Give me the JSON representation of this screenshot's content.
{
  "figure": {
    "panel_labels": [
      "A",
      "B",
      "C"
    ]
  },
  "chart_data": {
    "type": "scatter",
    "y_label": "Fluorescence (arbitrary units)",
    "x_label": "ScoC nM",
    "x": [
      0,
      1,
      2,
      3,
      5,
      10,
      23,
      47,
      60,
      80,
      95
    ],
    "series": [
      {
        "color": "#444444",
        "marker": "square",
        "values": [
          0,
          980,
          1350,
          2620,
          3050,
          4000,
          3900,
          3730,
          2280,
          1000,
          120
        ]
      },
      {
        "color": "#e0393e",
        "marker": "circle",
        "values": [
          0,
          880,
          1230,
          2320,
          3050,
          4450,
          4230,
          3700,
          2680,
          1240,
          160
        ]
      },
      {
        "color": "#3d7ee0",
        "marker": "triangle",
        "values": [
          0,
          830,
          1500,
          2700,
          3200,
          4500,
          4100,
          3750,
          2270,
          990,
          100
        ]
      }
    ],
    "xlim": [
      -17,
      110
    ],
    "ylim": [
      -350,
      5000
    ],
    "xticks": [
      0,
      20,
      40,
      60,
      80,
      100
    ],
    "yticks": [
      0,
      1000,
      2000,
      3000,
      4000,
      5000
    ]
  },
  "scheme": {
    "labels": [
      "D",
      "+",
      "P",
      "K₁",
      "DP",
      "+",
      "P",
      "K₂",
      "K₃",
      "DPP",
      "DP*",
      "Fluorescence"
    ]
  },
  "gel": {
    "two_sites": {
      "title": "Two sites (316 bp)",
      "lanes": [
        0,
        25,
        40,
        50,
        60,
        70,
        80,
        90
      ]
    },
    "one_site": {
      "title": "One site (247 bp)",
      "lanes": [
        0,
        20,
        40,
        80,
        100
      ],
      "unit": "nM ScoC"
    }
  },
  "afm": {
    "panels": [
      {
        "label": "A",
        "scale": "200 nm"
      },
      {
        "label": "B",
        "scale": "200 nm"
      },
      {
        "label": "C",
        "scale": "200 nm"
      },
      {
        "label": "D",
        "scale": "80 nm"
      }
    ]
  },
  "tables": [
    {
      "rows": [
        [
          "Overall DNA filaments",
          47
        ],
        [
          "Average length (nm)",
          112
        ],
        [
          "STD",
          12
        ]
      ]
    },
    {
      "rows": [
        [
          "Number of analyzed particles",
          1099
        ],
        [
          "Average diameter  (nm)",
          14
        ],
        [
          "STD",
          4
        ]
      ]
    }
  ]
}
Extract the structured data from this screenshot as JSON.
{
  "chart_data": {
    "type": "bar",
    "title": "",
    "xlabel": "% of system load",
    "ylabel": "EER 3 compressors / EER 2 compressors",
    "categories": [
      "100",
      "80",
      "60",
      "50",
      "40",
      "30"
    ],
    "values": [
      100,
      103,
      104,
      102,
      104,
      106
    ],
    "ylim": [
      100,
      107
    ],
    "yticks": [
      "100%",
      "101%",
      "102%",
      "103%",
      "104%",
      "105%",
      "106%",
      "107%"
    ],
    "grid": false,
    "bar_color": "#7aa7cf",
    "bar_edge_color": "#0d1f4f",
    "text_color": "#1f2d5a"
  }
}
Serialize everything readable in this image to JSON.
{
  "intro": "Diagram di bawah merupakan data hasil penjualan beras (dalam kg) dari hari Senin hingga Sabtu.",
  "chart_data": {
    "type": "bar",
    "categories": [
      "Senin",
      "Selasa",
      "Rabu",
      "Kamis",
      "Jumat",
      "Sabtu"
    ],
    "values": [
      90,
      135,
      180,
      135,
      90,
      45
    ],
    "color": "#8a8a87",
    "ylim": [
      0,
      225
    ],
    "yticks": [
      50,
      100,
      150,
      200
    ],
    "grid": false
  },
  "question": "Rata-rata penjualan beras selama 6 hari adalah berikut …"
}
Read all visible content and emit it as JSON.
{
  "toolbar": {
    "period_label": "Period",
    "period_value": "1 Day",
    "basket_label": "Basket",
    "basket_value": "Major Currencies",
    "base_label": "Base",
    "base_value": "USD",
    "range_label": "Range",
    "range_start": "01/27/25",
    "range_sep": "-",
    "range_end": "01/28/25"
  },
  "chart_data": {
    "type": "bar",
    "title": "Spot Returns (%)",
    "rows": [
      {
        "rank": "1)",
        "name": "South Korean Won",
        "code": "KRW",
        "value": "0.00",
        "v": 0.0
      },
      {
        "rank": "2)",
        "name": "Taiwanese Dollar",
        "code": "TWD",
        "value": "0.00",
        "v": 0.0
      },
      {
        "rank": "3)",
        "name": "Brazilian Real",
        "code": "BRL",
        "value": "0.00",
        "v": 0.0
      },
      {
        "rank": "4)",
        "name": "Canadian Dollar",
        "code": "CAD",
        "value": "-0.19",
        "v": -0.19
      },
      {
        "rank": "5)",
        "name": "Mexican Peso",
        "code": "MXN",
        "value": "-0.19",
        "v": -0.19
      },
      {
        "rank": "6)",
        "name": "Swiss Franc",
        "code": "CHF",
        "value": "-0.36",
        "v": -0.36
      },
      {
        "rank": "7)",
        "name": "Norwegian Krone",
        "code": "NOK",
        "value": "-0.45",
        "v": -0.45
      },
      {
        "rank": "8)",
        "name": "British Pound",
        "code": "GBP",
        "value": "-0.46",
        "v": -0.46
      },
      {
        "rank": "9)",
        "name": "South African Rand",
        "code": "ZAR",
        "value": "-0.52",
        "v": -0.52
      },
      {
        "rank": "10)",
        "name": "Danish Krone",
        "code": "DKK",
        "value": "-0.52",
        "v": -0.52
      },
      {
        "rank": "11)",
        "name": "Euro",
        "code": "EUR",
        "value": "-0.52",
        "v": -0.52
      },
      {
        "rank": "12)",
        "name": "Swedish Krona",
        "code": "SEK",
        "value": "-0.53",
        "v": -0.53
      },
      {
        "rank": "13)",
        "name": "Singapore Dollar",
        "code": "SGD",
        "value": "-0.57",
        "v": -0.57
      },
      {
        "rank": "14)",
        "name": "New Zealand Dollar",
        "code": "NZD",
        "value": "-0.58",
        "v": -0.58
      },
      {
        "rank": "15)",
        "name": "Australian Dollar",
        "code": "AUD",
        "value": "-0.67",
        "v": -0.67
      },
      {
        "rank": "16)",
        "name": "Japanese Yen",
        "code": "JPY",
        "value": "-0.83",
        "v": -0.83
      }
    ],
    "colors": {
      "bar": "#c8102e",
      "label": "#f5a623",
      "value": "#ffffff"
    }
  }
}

- WHAT TO DO
Every line of the listing that holds "Senin" should be found and copied.

- FULL OUTPUT
  "intro": "Diagram di bawah merupakan data hasil penjualan beras (dalam kg) dari hari Senin hingga Sabtu.",
      "Senin",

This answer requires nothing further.